### TASK DETAILS:
Where a line contains the word "Group", copy that line in full.

(Source records)
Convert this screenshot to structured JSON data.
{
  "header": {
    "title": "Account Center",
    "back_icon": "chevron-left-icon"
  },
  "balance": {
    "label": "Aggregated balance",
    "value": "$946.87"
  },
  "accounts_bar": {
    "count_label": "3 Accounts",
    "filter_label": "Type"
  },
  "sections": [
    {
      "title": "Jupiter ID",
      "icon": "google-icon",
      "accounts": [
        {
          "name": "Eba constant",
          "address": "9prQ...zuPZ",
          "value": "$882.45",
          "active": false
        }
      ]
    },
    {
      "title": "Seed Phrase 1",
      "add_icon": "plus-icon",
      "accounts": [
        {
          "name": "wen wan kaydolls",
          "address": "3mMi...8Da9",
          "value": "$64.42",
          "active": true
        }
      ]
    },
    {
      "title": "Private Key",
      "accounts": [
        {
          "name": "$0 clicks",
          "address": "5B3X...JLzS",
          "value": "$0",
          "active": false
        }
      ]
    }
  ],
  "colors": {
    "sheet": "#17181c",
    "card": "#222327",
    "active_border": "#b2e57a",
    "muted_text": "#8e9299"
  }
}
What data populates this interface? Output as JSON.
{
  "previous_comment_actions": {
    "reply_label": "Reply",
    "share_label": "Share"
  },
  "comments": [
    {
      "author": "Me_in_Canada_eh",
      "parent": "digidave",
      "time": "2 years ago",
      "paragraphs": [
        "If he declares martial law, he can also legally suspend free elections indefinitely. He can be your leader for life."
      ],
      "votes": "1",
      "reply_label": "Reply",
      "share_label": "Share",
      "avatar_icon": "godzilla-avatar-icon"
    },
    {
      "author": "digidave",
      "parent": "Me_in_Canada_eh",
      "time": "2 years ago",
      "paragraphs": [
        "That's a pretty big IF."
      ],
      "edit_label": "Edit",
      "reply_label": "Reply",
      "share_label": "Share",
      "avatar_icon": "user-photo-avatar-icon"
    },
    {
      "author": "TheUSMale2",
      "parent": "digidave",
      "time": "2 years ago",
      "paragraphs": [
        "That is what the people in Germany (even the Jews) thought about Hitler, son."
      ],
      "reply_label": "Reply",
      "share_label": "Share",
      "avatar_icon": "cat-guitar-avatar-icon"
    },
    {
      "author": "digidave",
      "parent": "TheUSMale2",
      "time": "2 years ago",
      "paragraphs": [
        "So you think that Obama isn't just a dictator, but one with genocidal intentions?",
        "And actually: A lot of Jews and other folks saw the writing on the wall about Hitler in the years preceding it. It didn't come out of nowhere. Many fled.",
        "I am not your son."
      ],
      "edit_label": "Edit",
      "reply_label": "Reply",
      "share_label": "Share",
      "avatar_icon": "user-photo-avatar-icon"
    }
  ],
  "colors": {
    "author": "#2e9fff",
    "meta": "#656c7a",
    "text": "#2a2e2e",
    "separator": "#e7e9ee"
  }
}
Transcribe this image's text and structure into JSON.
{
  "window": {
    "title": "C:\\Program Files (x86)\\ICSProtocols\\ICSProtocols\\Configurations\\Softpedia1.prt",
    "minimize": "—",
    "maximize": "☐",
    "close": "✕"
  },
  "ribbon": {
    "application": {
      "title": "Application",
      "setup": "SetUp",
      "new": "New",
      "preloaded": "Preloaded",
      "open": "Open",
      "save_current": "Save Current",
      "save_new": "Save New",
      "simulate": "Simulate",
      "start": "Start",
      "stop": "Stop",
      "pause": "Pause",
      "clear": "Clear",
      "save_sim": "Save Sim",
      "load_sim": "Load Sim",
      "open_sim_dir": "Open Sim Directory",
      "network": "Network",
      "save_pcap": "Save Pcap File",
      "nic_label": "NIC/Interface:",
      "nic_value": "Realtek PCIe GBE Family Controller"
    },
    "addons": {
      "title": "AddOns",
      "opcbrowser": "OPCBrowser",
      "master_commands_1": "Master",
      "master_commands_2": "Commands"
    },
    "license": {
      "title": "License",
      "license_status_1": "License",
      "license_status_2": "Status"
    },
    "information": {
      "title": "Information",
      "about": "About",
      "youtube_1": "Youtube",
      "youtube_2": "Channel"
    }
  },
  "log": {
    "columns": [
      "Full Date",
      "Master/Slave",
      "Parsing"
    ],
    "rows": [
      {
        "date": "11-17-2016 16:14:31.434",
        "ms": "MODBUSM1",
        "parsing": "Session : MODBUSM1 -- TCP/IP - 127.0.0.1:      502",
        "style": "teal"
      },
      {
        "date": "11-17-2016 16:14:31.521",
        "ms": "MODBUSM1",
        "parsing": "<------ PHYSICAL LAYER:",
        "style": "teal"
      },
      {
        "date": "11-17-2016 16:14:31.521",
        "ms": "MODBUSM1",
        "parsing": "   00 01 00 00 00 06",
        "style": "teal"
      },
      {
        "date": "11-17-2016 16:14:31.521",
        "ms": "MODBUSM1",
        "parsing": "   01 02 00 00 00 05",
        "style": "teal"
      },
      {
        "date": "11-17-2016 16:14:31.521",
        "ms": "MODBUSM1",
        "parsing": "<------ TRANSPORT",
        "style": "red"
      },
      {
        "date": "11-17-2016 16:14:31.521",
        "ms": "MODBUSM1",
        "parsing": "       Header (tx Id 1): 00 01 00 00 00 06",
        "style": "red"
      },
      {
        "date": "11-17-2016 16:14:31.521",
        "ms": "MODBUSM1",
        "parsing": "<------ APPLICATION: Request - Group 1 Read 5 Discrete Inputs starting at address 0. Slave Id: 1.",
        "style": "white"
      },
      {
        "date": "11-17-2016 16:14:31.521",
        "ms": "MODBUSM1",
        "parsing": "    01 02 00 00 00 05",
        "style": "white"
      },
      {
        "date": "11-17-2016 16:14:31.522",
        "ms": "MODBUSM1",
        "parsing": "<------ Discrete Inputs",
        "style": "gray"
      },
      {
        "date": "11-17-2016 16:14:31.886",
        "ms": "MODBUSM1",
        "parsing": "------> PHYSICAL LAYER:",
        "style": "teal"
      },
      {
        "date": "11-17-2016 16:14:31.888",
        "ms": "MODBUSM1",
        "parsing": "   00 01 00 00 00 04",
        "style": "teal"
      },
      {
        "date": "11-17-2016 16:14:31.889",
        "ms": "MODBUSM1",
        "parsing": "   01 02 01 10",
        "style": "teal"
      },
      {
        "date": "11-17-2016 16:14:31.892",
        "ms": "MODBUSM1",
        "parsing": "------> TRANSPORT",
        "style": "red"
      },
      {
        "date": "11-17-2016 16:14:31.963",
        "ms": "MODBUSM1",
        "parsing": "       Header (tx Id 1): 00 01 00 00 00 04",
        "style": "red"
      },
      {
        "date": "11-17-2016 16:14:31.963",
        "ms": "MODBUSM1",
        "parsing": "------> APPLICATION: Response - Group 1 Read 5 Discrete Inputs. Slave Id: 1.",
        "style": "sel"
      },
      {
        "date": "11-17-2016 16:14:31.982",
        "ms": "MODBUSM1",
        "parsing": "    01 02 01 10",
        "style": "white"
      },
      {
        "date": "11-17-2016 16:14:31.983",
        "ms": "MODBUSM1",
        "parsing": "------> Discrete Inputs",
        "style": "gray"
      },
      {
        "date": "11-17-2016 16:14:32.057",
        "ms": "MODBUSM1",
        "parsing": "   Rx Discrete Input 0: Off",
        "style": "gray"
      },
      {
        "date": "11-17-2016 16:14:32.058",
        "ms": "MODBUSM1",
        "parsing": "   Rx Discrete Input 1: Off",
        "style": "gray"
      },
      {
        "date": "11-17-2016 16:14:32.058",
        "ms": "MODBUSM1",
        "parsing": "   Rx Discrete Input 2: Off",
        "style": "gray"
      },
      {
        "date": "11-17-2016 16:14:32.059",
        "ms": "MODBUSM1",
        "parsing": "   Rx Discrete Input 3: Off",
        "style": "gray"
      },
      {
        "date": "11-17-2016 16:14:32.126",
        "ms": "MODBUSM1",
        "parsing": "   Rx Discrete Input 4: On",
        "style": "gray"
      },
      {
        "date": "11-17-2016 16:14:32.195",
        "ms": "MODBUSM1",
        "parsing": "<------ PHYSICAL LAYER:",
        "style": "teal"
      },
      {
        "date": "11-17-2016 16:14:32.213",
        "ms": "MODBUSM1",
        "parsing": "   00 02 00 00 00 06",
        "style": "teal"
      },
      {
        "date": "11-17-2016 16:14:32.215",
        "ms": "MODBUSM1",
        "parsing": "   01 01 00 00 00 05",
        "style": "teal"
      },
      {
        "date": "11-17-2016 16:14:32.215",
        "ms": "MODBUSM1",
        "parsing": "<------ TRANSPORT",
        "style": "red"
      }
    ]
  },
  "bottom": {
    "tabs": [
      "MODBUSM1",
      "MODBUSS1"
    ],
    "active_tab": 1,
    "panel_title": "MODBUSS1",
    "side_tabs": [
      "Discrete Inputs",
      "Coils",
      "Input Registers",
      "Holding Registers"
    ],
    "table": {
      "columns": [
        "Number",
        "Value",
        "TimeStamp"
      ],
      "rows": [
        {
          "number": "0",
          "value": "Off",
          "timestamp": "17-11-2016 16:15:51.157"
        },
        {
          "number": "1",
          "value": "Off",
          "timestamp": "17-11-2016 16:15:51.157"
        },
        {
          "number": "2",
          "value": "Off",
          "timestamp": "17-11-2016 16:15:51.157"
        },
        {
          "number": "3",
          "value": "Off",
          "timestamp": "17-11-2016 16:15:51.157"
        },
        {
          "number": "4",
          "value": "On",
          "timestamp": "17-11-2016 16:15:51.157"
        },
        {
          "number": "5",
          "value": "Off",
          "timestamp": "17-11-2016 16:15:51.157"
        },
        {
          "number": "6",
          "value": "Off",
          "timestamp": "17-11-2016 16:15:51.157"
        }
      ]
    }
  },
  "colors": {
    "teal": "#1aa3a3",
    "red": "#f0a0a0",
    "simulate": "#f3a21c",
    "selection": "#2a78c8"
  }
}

### EXERCISE OUTPUT:
        "parsing": "<------ APPLICATION: Request - Group 1 Read 5 Discrete Inputs starting at address 0. Slave Id: 1.",
        "parsing": "------> APPLICATION: Response - Group 1 Read 5 Discrete Inputs. Slave Id: 1.",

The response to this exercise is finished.